__Work to do__.
Return, word for word, every line that follows.

— START OF Records supplied —

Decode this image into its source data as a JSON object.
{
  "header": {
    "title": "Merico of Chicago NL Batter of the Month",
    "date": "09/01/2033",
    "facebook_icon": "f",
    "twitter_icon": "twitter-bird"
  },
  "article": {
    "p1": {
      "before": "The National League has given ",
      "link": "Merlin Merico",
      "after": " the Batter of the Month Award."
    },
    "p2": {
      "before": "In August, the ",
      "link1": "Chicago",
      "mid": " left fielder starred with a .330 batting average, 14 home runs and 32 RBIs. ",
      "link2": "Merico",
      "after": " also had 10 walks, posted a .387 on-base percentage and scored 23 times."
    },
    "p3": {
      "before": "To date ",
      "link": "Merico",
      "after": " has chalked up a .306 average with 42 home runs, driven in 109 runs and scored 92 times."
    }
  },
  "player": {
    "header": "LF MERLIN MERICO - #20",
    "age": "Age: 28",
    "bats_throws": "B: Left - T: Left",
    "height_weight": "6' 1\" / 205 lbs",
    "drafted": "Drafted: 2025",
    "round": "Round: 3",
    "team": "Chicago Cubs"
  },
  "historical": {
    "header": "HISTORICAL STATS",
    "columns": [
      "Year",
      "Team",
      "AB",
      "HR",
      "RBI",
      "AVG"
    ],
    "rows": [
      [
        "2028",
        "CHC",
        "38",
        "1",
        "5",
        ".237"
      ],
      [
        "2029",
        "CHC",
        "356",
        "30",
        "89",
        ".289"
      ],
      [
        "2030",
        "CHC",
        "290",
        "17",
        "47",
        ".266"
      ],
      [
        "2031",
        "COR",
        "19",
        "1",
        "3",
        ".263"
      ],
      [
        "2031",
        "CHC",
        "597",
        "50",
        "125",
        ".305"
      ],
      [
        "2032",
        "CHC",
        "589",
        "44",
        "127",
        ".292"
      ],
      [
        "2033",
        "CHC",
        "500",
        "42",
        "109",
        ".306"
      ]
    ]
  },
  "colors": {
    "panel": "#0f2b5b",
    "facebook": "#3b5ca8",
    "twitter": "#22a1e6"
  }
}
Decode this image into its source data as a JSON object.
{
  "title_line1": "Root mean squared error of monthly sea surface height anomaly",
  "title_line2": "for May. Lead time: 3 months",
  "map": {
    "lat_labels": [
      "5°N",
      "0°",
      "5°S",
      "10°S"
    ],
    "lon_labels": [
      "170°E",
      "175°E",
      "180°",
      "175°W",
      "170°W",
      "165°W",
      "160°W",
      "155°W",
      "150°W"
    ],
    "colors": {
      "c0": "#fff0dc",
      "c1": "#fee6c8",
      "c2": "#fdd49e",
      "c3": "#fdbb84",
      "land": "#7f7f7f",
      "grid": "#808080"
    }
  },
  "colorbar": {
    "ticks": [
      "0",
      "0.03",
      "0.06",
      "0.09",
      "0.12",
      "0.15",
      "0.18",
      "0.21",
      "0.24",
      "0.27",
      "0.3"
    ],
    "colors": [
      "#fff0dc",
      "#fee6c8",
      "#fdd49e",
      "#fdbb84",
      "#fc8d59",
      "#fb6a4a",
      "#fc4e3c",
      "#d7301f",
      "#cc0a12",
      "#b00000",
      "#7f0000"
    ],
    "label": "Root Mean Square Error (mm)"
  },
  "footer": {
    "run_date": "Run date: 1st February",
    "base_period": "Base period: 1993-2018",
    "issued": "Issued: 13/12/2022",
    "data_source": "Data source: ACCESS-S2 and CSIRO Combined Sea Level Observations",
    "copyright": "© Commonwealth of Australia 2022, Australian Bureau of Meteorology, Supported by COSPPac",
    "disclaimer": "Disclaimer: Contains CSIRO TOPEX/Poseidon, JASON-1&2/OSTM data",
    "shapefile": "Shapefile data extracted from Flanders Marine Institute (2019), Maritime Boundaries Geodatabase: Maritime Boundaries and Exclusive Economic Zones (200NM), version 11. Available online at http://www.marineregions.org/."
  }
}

— END OF Records supplied —

__Answer below__.
Decode this image into its source data as a JSON object.
{
  "header": {
    "title": "Merico of Chicago NL Batter of the Month",
    "date": "09/01/2033",
    "facebook_icon": "f",
    "twitter_icon": "twitter-bird"
  },
  "article": {
    "p1": {
      "before": "The National League has given ",
      "link": "Merlin Merico",
      "after": " the Batter of the Month Award."
    },
    "p2": {
      "before": "In August, the ",
      "link1": "Chicago",
      "mid": " left fielder starred with a .330 batting average, 14 home runs and 32 RBIs. ",
      "link2": "Merico",
      "after": " also had 10 walks, posted a .387 on-base percentage and scored 23 times."
    },
    "p3": {
      "before": "To date ",
      "link": "Merico",
      "after": " has chalked up a .306 average with 42 home runs, driven in 109 runs and scored 92 times."
    }
  },
  "player": {
    "header": "LF MERLIN MERICO - #20",
    "age": "Age: 28",
    "bats_throws": "B: Left - T: Left",
    "height_weight": "6' 1\" / 205 lbs",
    "drafted": "Drafted: 2025",
    "round": "Round: 3",
    "team": "Chicago Cubs"
  },
  "historical": {
    "header": "HISTORICAL STATS",
    "columns": [
      "Year",
      "Team",
      "AB",
      "HR",
      "RBI",
      "AVG"
    ],
    "rows": [
      [
        "2028",
        "CHC",
        "38",
        "1",
        "5",
        ".237"
      ],
      [
        "2029",
        "CHC",
        "356",
        "30",
        "89",
        ".289"
      ],
      [
        "2030",
        "CHC",
        "290",
        "17",
        "47",
        ".266"
      ],
      [
        "2031",
        "COR",
        "19",
        "1",
        "3",
        ".263"
      ],
      [
        "2031",
        "CHC",
        "597",
        "50",
        "125",
        ".305"
      ],
      [
        "2032",
        "CHC",
        "589",
        "44",
        "127",
        ".292"
      ],
      [
        "2033",
        "CHC",
        "500",
        "42",
        "109",
        ".306"
      ]
    ]
  },
  "colors": {
    "panel": "#0f2b5b",
    "facebook": "#3b5ca8",
    "twitter": "#22a1e6"
  }
}
Decode this image into its source data as a JSON object.
{
  "title_line1": "Root mean squared error of monthly sea surface height anomaly",
  "title_line2": "for May. Lead time: 3 months",
  "map": {
    "lat_labels": [
      "5°N",
      "0°",
      "5°S",
      "10°S"
    ],
    "lon_labels": [
      "170°E",
      "175°E",
      "180°",
      "175°W",
      "170°W",
      "165°W",
      "160°W",
      "155°W",
      "150°W"
    ],
    "colors": {
      "c0": "#fff0dc",
      "c1": "#fee6c8",
      "c2": "#fdd49e",
      "c3": "#fdbb84",
      "land": "#7f7f7f",
      "grid": "#808080"
    }
  },
  "colorbar": {
    "ticks": [
      "0",
      "0.03",
      "0.06",
      "0.09",
      "0.12",
      "0.15",
      "0.18",
      "0.21",
      "0.24",
      "0.27",
      "0.3"
    ],
    "colors": [
      "#fff0dc",
      "#fee6c8",
      "#fdd49e",
      "#fdbb84",
      "#fc8d59",
      "#fb6a4a",
      "#fc4e3c",
      "#d7301f",
      "#cc0a12",
      "#b00000",
      "#7f0000"
    ],
    "label": "Root Mean Square Error (mm)"
  },
  "footer": {
    "run_date": "Run date: 1st February",
    "base_period": "Base period: 1993-2018",
    "issued": "Issued: 13/12/2022",
    "data_source": "Data source: ACCESS-S2 and CSIRO Combined Sea Level Observations",
    "copyright": "© Commonwealth of Australia 2022, Australian Bureau of Meteorology, Supported by COSPPac",
    "disclaimer": "Disclaimer: Contains CSIRO TOPEX/Poseidon, JASON-1&2/OSTM data",
    "shapefile": "Shapefile data extracted from Flanders Marine Institute (2019), Maritime Boundaries Geodatabase: Maritime Boundaries and Exclusive Economic Zones (200NM), version 11. Available online at http://www.marineregions.org/."
  }
}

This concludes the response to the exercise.